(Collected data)
+++++
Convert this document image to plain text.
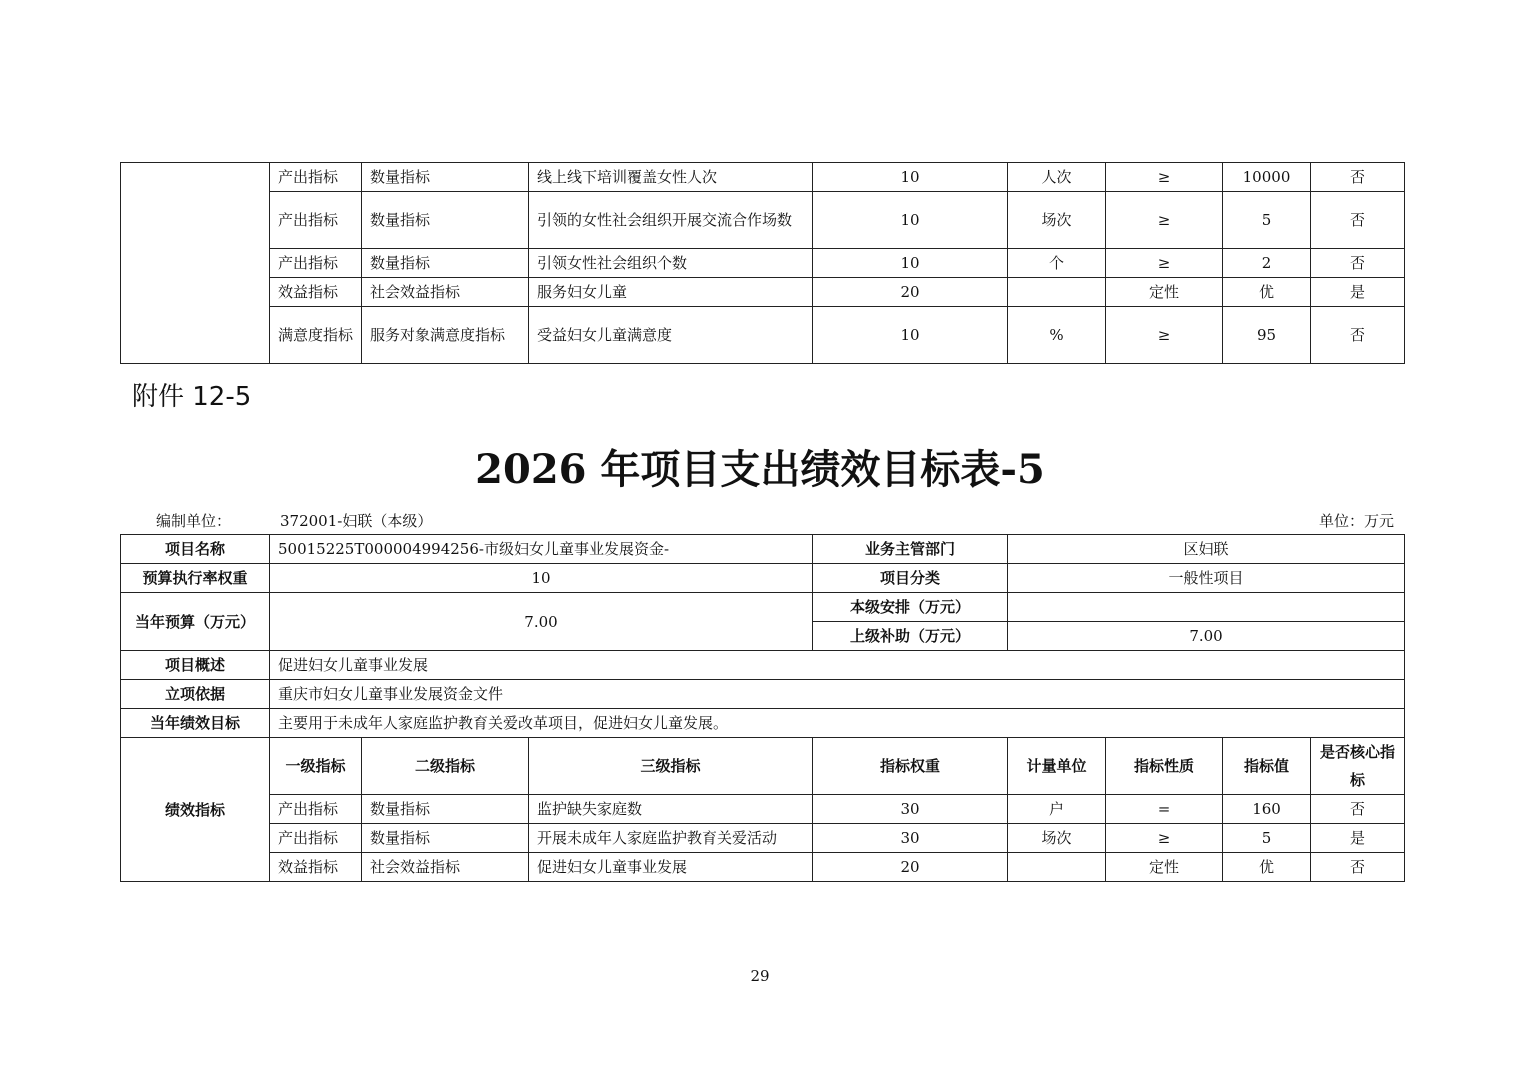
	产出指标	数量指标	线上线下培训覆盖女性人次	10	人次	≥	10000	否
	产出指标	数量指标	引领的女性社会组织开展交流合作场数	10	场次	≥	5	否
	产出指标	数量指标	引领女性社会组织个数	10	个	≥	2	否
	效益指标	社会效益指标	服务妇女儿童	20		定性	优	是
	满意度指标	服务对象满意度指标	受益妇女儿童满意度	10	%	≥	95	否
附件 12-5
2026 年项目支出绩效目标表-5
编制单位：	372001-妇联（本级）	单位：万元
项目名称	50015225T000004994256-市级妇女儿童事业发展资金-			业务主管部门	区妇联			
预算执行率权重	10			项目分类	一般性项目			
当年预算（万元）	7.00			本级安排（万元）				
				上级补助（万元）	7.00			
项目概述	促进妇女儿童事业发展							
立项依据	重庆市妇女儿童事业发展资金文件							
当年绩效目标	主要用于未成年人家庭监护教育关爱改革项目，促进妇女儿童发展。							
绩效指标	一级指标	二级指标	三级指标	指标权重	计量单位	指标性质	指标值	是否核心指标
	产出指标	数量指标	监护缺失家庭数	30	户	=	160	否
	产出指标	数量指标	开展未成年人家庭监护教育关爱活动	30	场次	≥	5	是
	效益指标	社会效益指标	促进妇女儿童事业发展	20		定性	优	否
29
+++++
Exactly how many lines of the listing above contain the string "产出指标"? Give no more than the number.

5